◆ DATASET RECORDS
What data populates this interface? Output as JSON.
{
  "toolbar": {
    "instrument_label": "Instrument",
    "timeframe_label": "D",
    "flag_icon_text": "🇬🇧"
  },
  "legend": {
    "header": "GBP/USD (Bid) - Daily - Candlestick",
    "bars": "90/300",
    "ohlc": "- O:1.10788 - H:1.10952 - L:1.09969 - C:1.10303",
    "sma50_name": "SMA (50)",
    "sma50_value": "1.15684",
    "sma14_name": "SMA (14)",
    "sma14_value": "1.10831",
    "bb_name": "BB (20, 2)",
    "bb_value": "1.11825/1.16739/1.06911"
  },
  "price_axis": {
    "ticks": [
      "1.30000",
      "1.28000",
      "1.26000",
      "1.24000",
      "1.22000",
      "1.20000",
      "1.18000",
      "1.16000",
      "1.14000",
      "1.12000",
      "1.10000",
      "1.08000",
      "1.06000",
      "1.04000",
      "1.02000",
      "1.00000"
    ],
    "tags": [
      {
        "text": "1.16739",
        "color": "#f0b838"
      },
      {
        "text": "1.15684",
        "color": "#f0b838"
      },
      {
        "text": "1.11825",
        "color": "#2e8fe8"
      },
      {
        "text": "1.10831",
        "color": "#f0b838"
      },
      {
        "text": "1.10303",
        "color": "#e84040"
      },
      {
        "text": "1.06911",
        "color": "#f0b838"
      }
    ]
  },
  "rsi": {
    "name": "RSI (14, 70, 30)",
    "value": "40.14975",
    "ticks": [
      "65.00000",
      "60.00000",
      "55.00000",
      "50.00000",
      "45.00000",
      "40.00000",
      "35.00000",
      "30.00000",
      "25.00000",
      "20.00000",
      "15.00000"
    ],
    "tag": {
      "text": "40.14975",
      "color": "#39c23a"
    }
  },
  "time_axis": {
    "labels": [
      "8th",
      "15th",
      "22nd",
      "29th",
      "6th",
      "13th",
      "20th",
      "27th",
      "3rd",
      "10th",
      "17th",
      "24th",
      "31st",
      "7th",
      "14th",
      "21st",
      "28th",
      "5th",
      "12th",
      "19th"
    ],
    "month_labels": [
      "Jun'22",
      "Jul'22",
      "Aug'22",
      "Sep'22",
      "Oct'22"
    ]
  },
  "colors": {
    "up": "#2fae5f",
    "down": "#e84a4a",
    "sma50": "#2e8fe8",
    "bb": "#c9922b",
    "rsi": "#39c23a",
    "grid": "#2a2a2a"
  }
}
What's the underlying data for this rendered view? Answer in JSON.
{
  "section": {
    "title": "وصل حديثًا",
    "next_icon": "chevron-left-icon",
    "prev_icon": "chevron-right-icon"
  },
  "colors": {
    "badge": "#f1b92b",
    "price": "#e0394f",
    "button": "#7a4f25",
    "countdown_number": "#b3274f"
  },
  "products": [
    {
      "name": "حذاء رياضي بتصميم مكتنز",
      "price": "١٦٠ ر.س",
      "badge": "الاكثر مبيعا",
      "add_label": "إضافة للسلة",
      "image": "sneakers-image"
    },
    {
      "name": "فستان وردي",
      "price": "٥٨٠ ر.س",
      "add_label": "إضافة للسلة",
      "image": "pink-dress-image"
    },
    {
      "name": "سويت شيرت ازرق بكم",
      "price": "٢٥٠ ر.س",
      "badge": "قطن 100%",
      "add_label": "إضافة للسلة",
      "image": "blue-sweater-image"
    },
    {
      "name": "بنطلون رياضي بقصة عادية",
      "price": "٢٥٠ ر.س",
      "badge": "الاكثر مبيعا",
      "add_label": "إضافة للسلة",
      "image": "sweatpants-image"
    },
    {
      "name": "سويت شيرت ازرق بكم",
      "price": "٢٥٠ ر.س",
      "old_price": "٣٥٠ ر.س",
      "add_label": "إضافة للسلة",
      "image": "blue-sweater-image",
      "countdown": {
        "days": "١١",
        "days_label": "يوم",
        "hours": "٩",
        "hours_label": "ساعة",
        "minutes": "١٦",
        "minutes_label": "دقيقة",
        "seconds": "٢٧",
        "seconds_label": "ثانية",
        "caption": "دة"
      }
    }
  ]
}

◆ EXERCISE DIRECTIONS
Quote all the records. Keep every word exact.

◆ FULL RESPONSE
What data populates this interface? Output as JSON.
{
  "toolbar": {
    "instrument_label": "Instrument",
    "timeframe_label": "D",
    "flag_icon_text": "🇬🇧"
  },
  "legend": {
    "header": "GBP/USD (Bid) - Daily - Candlestick",
    "bars": "90/300",
    "ohlc": "- O:1.10788 - H:1.10952 - L:1.09969 - C:1.10303",
    "sma50_name": "SMA (50)",
    "sma50_value": "1.15684",
    "sma14_name": "SMA (14)",
    "sma14_value": "1.10831",
    "bb_name": "BB (20, 2)",
    "bb_value": "1.11825/1.16739/1.06911"
  },
  "price_axis": {
    "ticks": [
      "1.30000",
      "1.28000",
      "1.26000",
      "1.24000",
      "1.22000",
      "1.20000",
      "1.18000",
      "1.16000",
      "1.14000",
      "1.12000",
      "1.10000",
      "1.08000",
      "1.06000",
      "1.04000",
      "1.02000",
      "1.00000"
    ],
    "tags": [
      {
        "text": "1.16739",
        "color": "#f0b838"
      },
      {
        "text": "1.15684",
        "color": "#f0b838"
      },
      {
        "text": "1.11825",
        "color": "#2e8fe8"
      },
      {
        "text": "1.10831",
        "color": "#f0b838"
      },
      {
        "text": "1.10303",
        "color": "#e84040"
      },
      {
        "text": "1.06911",
        "color": "#f0b838"
      }
    ]
  },
  "rsi": {
    "name": "RSI (14, 70, 30)",
    "value": "40.14975",
    "ticks": [
      "65.00000",
      "60.00000",
      "55.00000",
      "50.00000",
      "45.00000",
      "40.00000",
      "35.00000",
      "30.00000",
      "25.00000",
      "20.00000",
      "15.00000"
    ],
    "tag": {
      "text": "40.14975",
      "color": "#39c23a"
    }
  },
  "time_axis": {
    "labels": [
      "8th",
      "15th",
      "22nd",
      "29th",
      "6th",
      "13th",
      "20th",
      "27th",
      "3rd",
      "10th",
      "17th",
      "24th",
      "31st",
      "7th",
      "14th",
      "21st",
      "28th",
      "5th",
      "12th",
      "19th"
    ],
    "month_labels": [
      "Jun'22",
      "Jul'22",
      "Aug'22",
      "Sep'22",
      "Oct'22"
    ]
  },
  "colors": {
    "up": "#2fae5f",
    "down": "#e84a4a",
    "sma50": "#2e8fe8",
    "bb": "#c9922b",
    "rsi": "#39c23a",
    "grid": "#2a2a2a"
  }
}
What's the underlying data for this rendered view? Answer in JSON.
{
  "section": {
    "title": "وصل حديثًا",
    "next_icon": "chevron-left-icon",
    "prev_icon": "chevron-right-icon"
  },
  "colors": {
    "badge": "#f1b92b",
    "price": "#e0394f",
    "button": "#7a4f25",
    "countdown_number": "#b3274f"
  },
  "products": [
    {
      "name": "حذاء رياضي بتصميم مكتنز",
      "price": "١٦٠ ر.س",
      "badge": "الاكثر مبيعا",
      "add_label": "إضافة للسلة",
      "image": "sneakers-image"
    },
    {
      "name": "فستان وردي",
      "price": "٥٨٠ ر.س",
      "add_label": "إضافة للسلة",
      "image": "pink-dress-image"
    },
    {
      "name": "سويت شيرت ازرق بكم",
      "price": "٢٥٠ ر.س",
      "badge": "قطن 100%",
      "add_label": "إضافة للسلة",
      "image": "blue-sweater-image"
    },
    {
      "name": "بنطلون رياضي بقصة عادية",
      "price": "٢٥٠ ر.س",
      "badge": "الاكثر مبيعا",
      "add_label": "إضافة للسلة",
      "image": "sweatpants-image"
    },
    {
      "name": "سويت شيرت ازرق بكم",
      "price": "٢٥٠ ر.س",
      "old_price": "٣٥٠ ر.س",
      "add_label": "إضافة للسلة",
      "image": "blue-sweater-image",
      "countdown": {
        "days": "١١",
        "days_label": "يوم",
        "hours": "٩",
        "hours_label": "ساعة",
        "minutes": "١٦",
        "minutes_label": "دقيقة",
        "seconds": "٢٧",
        "seconds_label": "ثانية",
        "caption": "دة"
      }
    }
  ]
}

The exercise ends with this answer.